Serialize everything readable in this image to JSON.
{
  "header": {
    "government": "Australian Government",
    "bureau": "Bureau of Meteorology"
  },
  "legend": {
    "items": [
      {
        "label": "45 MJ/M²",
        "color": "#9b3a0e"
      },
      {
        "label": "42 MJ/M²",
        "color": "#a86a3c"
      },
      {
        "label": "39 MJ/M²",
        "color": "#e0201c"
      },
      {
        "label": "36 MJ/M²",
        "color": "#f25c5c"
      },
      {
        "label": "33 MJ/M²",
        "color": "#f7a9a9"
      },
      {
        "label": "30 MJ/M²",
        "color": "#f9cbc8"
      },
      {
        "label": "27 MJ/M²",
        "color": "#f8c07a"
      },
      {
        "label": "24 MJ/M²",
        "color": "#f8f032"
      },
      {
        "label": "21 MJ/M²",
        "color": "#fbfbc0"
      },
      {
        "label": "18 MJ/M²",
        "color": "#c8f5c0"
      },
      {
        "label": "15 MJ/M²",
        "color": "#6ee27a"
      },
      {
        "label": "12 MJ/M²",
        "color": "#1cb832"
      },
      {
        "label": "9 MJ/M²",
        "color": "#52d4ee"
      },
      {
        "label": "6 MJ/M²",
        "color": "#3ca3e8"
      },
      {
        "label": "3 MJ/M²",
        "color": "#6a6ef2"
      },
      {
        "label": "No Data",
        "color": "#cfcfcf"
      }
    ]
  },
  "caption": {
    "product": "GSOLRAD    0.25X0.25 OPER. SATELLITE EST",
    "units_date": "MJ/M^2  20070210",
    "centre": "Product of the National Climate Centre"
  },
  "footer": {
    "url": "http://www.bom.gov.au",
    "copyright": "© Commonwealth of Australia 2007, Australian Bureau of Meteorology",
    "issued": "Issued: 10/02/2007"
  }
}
—————
WHAT IS EXPECTED: Copy every record exactly, with nothing added or dropped.

RESPONSE TO THIS TASK:
Serialize everything readable in this image to JSON.
{
  "header": {
    "government": "Australian Government",
    "bureau": "Bureau of Meteorology"
  },
  "legend": {
    "items": [
      {
        "label": "45 MJ/M²",
        "color": "#9b3a0e"
      },
      {
        "label": "42 MJ/M²",
        "color": "#a86a3c"
      },
      {
        "label": "39 MJ/M²",
        "color": "#e0201c"
      },
      {
        "label": "36 MJ/M²",
        "color": "#f25c5c"
      },
      {
        "label": "33 MJ/M²",
        "color": "#f7a9a9"
      },
      {
        "label": "30 MJ/M²",
        "color": "#f9cbc8"
      },
      {
        "label": "27 MJ/M²",
        "color": "#f8c07a"
      },
      {
        "label": "24 MJ/M²",
        "color": "#f8f032"
      },
      {
        "label": "21 MJ/M²",
        "color": "#fbfbc0"
      },
      {
        "label": "18 MJ/M²",
        "color": "#c8f5c0"
      },
      {
        "label": "15 MJ/M²",
        "color": "#6ee27a"
      },
      {
        "label": "12 MJ/M²",
        "color": "#1cb832"
      },
      {
        "label": "9 MJ/M²",
        "color": "#52d4ee"
      },
      {
        "label": "6 MJ/M²",
        "color": "#3ca3e8"
      },
      {
        "label": "3 MJ/M²",
        "color": "#6a6ef2"
      },
      {
        "label": "No Data",
        "color": "#cfcfcf"
      }
    ]
  },
  "caption": {
    "product": "GSOLRAD    0.25X0.25 OPER. SATELLITE EST",
    "units_date": "MJ/M^2  20070210",
    "centre": "Product of the National Climate Centre"
  },
  "footer": {
    "url": "http://www.bom.gov.au",
    "copyright": "© Commonwealth of Australia 2007, Australian Bureau of Meteorology",
    "issued": "Issued: 10/02/2007"
  }
}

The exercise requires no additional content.